#### [Exercise]
Lift every line from the entries that includes the word "Major".

#### [Records excerpted from a collection]
============================================================

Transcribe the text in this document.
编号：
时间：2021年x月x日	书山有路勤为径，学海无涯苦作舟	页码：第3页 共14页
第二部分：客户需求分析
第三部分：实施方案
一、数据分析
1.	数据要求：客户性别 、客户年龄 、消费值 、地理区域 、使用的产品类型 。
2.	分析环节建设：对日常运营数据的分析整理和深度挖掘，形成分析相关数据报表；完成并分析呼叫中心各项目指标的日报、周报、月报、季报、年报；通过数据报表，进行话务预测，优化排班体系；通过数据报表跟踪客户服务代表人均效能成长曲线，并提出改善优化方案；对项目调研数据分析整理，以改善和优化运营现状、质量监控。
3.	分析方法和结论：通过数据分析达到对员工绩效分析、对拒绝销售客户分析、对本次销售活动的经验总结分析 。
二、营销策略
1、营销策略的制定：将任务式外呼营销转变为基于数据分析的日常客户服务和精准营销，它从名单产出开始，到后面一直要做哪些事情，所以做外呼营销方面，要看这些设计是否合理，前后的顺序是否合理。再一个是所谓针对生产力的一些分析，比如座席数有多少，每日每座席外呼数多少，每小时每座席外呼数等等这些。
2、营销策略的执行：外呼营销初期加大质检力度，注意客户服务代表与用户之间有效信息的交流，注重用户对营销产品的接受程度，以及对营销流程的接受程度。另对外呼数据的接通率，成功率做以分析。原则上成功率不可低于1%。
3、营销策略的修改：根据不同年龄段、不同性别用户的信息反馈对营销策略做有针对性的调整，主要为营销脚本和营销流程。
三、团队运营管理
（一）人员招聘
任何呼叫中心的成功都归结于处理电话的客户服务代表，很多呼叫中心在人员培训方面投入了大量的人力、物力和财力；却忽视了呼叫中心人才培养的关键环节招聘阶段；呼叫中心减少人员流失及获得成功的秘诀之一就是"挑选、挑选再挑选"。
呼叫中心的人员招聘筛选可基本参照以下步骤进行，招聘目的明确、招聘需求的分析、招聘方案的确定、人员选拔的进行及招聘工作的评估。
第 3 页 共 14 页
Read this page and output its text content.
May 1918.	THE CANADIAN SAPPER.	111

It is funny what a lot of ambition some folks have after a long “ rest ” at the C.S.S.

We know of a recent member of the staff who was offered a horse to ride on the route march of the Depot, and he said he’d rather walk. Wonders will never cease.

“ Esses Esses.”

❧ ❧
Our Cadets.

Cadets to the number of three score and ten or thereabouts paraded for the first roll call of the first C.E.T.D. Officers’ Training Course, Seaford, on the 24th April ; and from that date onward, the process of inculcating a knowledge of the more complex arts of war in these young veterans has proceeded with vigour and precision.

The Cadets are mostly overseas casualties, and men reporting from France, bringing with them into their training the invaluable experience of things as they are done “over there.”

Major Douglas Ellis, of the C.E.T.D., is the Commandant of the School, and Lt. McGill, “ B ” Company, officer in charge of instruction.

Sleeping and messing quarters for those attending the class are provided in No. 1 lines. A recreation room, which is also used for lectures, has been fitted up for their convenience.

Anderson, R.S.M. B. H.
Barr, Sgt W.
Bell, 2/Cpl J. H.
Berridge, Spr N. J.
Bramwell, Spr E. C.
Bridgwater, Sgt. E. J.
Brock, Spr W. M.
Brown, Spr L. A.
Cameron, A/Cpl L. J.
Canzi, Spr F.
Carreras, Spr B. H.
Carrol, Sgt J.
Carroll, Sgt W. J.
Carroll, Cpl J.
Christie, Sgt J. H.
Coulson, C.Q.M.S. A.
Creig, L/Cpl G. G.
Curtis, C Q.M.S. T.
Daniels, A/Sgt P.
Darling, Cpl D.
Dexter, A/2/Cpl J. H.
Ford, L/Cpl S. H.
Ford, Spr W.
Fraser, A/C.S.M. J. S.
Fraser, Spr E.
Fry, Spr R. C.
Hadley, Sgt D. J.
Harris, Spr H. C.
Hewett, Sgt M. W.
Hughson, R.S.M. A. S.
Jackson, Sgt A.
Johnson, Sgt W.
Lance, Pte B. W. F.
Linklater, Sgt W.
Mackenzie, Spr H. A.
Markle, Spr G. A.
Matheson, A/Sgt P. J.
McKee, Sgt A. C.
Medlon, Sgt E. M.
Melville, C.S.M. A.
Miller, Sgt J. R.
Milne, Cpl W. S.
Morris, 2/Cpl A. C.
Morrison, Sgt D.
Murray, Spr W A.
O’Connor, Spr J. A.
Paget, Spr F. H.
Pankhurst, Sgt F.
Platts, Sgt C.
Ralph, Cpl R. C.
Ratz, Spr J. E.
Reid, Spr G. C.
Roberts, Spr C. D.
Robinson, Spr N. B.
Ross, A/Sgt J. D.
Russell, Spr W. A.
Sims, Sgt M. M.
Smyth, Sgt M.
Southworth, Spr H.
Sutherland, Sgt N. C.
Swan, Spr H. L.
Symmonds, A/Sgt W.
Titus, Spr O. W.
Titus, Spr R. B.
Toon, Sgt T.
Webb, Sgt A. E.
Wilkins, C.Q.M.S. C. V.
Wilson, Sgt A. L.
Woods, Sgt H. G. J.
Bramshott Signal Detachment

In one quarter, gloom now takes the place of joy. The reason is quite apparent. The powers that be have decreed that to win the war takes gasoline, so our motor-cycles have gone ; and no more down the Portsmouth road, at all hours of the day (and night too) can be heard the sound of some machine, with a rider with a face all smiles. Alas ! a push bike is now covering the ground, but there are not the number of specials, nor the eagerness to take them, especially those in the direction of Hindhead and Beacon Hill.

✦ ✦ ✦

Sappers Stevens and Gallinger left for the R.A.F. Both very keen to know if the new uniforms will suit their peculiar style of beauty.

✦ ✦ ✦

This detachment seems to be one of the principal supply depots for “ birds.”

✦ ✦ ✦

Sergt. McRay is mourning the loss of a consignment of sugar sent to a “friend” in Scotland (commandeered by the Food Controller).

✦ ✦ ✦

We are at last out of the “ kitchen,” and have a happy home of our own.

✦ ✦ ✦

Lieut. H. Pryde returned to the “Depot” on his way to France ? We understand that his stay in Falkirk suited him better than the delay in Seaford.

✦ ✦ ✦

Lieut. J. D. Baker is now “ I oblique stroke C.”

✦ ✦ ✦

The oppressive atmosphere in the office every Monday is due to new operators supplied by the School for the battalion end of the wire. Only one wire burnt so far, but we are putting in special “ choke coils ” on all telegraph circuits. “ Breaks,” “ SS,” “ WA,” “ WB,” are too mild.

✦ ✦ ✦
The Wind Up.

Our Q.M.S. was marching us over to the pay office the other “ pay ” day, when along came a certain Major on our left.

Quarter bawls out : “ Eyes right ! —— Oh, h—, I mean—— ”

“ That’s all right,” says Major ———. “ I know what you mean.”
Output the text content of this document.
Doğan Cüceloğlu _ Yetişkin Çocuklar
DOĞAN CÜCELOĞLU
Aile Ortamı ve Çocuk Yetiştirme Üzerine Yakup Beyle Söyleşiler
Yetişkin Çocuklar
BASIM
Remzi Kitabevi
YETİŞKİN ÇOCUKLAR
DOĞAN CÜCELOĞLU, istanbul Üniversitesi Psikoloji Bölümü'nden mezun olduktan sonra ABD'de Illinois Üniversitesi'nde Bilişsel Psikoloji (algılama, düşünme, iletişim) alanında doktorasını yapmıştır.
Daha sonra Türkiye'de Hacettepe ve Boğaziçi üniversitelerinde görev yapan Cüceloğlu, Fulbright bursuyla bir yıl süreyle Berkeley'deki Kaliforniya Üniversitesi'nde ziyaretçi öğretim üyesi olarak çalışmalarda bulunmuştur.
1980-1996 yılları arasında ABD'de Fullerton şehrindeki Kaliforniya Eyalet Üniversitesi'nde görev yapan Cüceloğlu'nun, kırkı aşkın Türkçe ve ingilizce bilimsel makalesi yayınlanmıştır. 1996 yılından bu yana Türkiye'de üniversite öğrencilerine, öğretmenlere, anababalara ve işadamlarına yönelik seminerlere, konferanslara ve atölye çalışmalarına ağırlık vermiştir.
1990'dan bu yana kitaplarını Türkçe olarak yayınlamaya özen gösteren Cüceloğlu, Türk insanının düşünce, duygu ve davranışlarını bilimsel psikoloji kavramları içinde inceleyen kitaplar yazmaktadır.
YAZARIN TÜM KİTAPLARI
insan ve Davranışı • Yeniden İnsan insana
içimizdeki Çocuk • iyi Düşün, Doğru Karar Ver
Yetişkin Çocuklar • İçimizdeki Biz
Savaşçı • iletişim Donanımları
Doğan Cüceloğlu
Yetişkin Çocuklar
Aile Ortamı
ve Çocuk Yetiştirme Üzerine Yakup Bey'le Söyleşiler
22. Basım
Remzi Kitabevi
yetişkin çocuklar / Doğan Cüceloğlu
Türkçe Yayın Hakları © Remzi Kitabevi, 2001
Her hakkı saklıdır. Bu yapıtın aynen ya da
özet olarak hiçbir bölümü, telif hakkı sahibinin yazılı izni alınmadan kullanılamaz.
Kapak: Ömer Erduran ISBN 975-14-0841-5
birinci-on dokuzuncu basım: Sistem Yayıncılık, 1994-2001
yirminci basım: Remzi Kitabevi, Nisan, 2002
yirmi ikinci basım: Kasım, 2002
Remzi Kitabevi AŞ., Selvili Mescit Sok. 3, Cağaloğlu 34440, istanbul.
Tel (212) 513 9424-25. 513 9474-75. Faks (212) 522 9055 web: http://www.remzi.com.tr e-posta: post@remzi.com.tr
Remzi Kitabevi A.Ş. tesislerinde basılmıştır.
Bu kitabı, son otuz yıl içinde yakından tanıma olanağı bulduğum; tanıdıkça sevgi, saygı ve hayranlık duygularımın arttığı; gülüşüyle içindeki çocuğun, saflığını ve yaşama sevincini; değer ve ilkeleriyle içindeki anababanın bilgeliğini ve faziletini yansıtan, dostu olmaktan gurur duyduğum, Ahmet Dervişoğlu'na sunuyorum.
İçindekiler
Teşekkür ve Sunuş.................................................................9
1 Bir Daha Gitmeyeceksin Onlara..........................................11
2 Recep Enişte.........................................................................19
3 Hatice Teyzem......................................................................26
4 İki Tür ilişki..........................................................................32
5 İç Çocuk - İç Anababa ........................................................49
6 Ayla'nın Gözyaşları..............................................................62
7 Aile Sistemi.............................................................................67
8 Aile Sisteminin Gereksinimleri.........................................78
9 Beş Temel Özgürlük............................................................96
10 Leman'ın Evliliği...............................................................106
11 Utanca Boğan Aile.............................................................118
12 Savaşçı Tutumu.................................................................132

============================================================

#### [Solution to the exercise]
Major Douglas Ellis, of the C.E.T.D., is the Commandant of the School, and Lt. McGill, “ B ” Company, officer in charge of instruction.
Our Q.M.S. was marching us over to the pay office the other “ pay ” day, when along came a certain Major on our left.
“ That’s all right,” says Major ———. “ I know what you mean.”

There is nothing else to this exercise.